What to do: Within this material, how many lines have the string "color" in them? The answer is a number, with nothing added.

Material supplied:
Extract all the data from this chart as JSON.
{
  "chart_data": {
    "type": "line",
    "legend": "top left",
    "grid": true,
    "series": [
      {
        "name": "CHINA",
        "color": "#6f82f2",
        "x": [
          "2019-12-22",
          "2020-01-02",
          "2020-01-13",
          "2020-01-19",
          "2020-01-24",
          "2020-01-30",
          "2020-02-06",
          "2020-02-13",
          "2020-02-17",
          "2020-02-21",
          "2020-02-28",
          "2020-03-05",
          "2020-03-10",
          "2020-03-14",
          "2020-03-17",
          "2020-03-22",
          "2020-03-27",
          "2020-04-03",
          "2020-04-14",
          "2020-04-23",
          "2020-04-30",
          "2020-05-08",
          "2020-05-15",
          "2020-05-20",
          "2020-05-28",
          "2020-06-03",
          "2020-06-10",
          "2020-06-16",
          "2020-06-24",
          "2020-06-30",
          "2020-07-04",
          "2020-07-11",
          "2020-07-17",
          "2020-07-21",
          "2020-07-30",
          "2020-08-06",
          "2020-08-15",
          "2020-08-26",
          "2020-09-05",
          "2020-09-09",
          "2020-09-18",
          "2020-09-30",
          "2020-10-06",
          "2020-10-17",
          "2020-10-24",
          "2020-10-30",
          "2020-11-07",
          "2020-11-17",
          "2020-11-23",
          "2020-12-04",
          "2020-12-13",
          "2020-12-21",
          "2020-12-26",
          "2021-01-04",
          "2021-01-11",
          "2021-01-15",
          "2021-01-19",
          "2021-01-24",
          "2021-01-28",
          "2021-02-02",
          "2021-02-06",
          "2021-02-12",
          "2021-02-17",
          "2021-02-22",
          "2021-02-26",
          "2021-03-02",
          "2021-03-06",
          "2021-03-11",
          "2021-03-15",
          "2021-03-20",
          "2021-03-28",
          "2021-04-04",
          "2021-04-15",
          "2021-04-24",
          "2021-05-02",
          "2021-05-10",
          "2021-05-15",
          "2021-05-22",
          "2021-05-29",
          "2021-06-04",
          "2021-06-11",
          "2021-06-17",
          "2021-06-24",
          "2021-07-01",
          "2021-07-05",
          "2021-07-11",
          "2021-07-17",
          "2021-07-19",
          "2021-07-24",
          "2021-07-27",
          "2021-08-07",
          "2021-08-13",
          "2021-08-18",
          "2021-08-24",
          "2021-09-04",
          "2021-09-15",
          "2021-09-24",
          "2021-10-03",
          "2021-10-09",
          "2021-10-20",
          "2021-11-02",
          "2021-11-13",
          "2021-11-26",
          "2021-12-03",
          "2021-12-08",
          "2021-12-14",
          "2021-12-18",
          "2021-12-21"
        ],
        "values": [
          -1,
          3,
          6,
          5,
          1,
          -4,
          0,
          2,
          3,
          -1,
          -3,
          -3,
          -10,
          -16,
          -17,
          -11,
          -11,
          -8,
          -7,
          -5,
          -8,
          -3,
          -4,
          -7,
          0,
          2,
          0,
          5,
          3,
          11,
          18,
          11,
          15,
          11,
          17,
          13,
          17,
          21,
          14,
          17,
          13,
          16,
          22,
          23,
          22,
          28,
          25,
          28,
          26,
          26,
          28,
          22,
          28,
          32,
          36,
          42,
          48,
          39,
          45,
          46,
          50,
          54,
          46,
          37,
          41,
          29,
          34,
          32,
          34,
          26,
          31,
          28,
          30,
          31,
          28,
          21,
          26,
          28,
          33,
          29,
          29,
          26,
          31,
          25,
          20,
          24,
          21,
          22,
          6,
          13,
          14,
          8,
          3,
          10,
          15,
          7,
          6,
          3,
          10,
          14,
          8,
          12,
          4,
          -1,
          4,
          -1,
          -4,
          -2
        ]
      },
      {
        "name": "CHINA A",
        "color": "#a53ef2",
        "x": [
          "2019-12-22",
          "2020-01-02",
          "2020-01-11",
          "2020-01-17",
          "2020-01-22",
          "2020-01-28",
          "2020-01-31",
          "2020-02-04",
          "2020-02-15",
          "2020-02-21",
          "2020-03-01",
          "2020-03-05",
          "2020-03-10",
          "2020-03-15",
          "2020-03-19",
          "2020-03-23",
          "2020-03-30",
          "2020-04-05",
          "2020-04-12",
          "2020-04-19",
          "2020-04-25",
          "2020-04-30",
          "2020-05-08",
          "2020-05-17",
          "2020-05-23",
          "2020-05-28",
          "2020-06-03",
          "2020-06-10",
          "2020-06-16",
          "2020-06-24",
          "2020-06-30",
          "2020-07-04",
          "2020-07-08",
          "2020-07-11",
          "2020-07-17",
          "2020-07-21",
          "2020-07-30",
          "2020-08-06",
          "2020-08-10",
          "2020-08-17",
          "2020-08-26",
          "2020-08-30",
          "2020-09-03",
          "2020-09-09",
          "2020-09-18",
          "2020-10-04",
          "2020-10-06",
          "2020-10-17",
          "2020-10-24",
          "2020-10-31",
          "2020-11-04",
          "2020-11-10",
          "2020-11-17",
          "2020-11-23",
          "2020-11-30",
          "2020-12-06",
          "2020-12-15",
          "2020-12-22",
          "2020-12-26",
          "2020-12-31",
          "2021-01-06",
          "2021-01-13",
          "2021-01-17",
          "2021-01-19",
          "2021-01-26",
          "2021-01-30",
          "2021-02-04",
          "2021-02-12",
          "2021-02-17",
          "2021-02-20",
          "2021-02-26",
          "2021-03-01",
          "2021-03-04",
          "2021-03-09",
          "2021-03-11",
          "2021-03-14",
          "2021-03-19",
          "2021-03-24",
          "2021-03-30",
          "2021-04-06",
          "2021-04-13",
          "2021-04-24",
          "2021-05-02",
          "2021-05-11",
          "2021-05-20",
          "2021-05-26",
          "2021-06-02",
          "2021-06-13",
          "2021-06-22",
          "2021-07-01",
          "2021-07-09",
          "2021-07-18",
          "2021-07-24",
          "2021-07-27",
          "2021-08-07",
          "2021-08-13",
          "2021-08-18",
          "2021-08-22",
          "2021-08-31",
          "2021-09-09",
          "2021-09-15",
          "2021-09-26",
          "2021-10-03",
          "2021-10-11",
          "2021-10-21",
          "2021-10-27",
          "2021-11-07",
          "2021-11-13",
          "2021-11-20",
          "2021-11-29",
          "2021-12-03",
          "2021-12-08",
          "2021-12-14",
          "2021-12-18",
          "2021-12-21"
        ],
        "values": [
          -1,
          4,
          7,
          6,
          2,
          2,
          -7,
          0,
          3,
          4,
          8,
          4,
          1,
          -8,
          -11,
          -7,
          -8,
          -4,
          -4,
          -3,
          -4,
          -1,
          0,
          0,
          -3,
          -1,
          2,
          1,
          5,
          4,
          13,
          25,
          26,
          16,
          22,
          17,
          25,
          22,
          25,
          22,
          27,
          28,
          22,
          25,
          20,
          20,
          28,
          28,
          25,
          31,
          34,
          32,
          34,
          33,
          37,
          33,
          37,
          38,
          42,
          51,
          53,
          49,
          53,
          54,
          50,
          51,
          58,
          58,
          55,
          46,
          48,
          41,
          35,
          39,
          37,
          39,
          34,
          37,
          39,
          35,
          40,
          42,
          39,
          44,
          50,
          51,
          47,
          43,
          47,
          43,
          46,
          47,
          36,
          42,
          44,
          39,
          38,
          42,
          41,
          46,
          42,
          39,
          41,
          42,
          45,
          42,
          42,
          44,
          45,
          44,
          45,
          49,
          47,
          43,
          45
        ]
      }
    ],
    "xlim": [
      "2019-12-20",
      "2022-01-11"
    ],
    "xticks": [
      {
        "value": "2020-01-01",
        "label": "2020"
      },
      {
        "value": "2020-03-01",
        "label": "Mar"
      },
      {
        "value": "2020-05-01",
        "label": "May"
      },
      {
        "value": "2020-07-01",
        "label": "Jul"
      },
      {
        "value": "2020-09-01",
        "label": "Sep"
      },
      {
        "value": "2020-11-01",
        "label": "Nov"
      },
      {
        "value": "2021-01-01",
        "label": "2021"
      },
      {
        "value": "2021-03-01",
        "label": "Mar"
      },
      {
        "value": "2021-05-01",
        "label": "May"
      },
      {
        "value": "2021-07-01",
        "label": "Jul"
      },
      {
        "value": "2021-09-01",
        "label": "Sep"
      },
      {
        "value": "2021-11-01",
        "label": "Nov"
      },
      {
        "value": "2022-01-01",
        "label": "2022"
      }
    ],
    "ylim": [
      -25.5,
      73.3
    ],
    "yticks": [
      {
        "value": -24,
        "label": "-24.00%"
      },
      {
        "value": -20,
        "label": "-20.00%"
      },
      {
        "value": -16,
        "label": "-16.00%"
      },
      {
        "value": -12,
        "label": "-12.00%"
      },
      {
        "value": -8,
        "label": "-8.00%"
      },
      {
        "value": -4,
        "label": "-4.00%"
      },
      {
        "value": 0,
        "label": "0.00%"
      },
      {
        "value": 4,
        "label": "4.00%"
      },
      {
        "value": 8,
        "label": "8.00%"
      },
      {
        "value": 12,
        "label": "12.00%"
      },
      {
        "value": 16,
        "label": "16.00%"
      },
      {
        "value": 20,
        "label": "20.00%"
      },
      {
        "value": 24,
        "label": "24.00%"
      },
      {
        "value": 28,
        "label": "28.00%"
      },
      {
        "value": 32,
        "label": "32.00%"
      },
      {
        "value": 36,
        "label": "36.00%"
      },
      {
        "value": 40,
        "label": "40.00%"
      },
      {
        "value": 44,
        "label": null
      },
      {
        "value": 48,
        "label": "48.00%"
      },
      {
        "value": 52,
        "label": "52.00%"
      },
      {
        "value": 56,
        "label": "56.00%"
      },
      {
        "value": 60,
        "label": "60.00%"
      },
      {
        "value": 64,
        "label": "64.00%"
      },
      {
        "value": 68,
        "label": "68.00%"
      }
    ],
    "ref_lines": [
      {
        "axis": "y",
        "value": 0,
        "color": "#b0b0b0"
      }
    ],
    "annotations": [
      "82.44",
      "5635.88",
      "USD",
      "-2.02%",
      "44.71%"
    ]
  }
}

Correct result: 3